# Job:
Below are records; extract exactly the lines from the one with "Read the values" through the final line, including both, but drop the pictures.

# Supplied material:
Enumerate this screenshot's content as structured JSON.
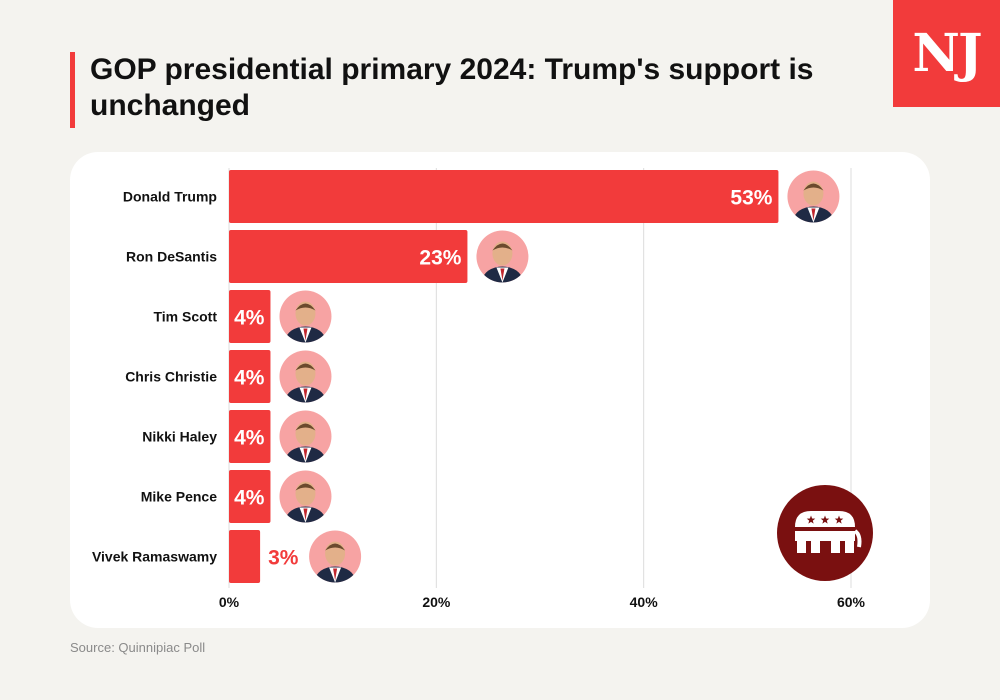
{
  "title": "GOP presidential primary 2024: Trump's support is unchanged",
  "logo_text": "NJ",
  "source": "Source: Quinnipiac Poll",
  "colors": {
    "bar": "#f23b3b",
    "bar_label_inside": "#ffffff",
    "bar_label_outside": "#f23b3b",
    "avatar_bg": "#f7a3a3",
    "emblem_bg": "#7a1010",
    "grid": "#dcdcdc"
  },
  "emblem_icon": "republican-elephant-icon",
  "chart_data": {
    "type": "bar",
    "orientation": "horizontal",
    "categories": [
      "Donald Trump",
      "Ron DeSantis",
      "Tim Scott",
      "Chris Christie",
      "Nikki Haley",
      "Mike Pence",
      "Vivek Ramaswamy"
    ],
    "values": [
      53,
      23,
      4,
      4,
      4,
      4,
      3
    ],
    "value_labels": [
      "53%",
      "23%",
      "4%",
      "4%",
      "4%",
      "4%",
      "3%"
    ],
    "xlim": [
      0,
      60
    ],
    "x_ticks": [
      0,
      20,
      40,
      60
    ],
    "x_tick_labels": [
      "0%",
      "20%",
      "40%",
      "60%"
    ],
    "grid": true,
    "title": "",
    "xlabel": "",
    "ylabel": ""
  }
}
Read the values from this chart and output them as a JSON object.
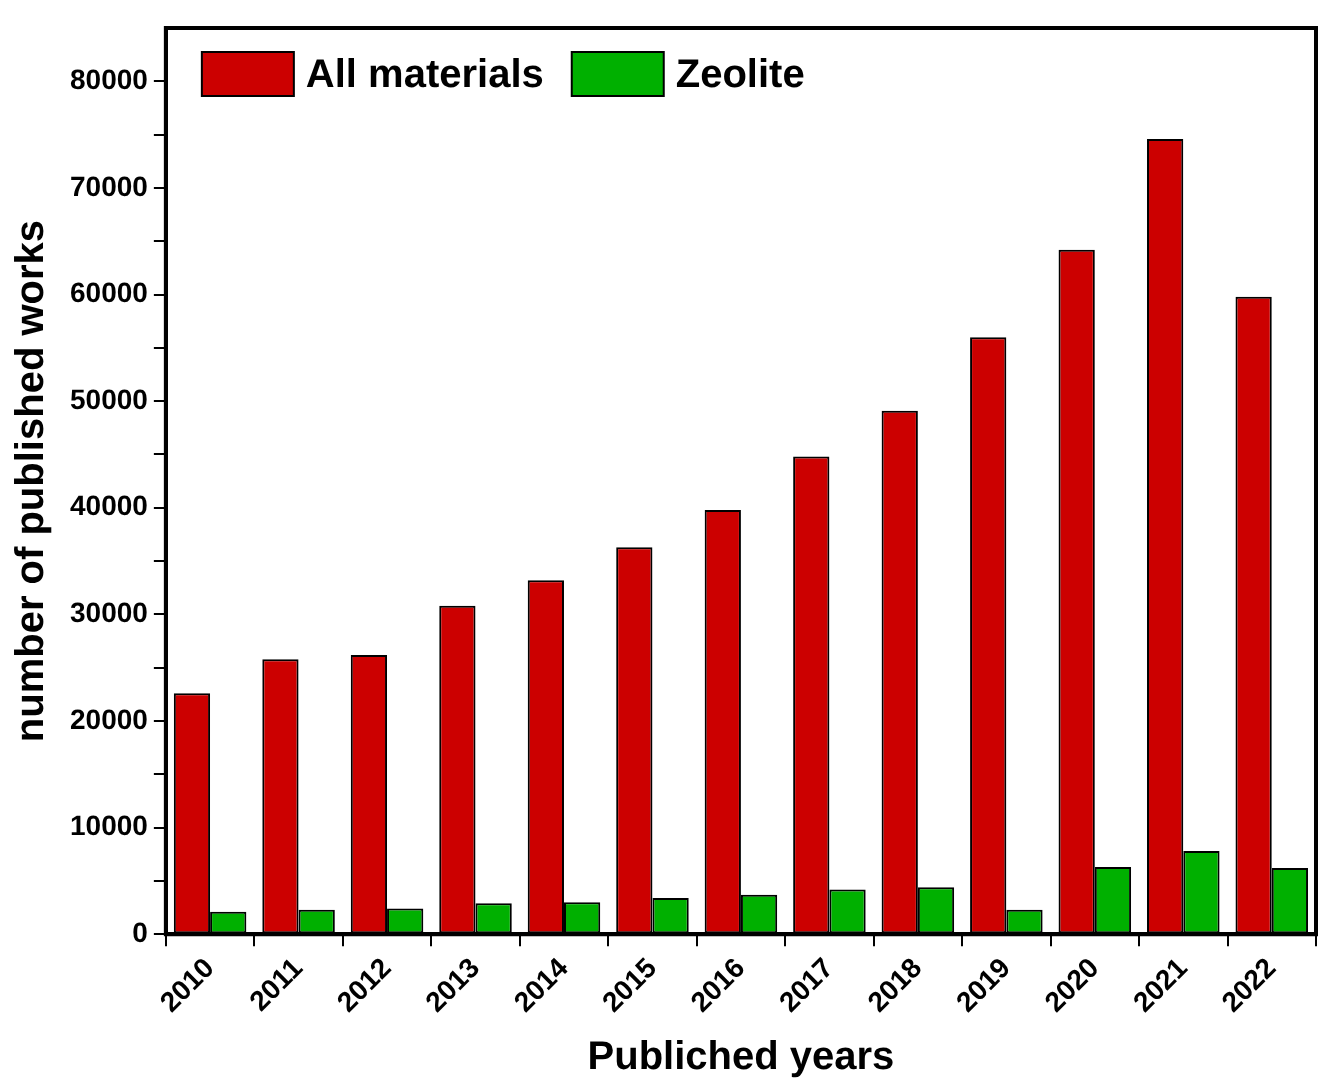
{
  "chart_data": {
    "type": "bar",
    "xlabel": "Publiched years",
    "ylabel": "number of published works",
    "categories": [
      "2010",
      "2011",
      "2012",
      "2013",
      "2014",
      "2015",
      "2016",
      "2017",
      "2018",
      "2019",
      "2020",
      "2021",
      "2022"
    ],
    "series": [
      {
        "name": "All materials",
        "color": "#cc0000",
        "values": [
          22600,
          25800,
          26200,
          30800,
          33200,
          36300,
          39800,
          44800,
          49100,
          56000,
          64200,
          74600,
          59800
        ]
      },
      {
        "name": "Zeolite",
        "color": "#00b000",
        "values": [
          2100,
          2300,
          2400,
          2900,
          3000,
          3400,
          3700,
          4200,
          4400,
          2300,
          6300,
          7800,
          6200
        ]
      }
    ],
    "ylim": [
      0,
      85000
    ],
    "yticks": [
      0,
      {
        "value": 5000,
        "label": null
      },
      10000,
      {
        "value": 15000,
        "label": null
      },
      20000,
      {
        "value": 25000,
        "label": null
      },
      30000,
      {
        "value": 35000,
        "label": null
      },
      40000,
      {
        "value": 45000,
        "label": null
      },
      50000,
      {
        "value": 55000,
        "label": null
      },
      60000,
      {
        "value": 65000,
        "label": null
      },
      70000,
      {
        "value": 75000,
        "label": null
      },
      80000
    ],
    "grid": false,
    "legend": "top left"
  }
}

# Exercise output:
Read the values from this chart and output them as a JSON object.
{
  "chart_data": {
    "type": "bar",
    "xlabel": "Publiched years",
    "ylabel": "number of published works",
    "categories": [
      "2010",
      "2011",
      "2012",
      "2013",
      "2014",
      "2015",
      "2016",
      "2017",
      "2018",
      "2019",
      "2020",
      "2021",
      "2022"
    ],
    "series": [
      {
        "name": "All materials",
        "color": "#cc0000",
        "values": [
          22600,
          25800,
          26200,
          30800,
          33200,
          36300,
          39800,
          44800,
          49100,
          56000,
          64200,
          74600,
          59800
        ]
      },
      {
        "name": "Zeolite",
        "color": "#00b000",
        "values": [
          2100,
          2300,
          2400,
          2900,
          3000,
          3400,
          3700,
          4200,
          4400,
          2300,
          6300,
          7800,
          6200
        ]
      }
    ],
    "ylim": [
      0,
      85000
    ],
    "yticks": [
      0,
      {
        "value": 5000,
        "label": null
      },
      10000,
      {
        "value": 15000,
        "label": null
      },
      20000,
      {
        "value": 25000,
        "label": null
      },
      30000,
      {
        "value": 35000,
        "label": null
      },
      40000,
      {
        "value": 45000,
        "label": null
      },
      50000,
      {
        "value": 55000,
        "label": null
      },
      60000,
      {
        "value": 65000,
        "label": null
      },
      70000,
      {
        "value": 75000,
        "label": null
      },
      80000
    ],
    "grid": false,
    "legend": "top left"
  }
}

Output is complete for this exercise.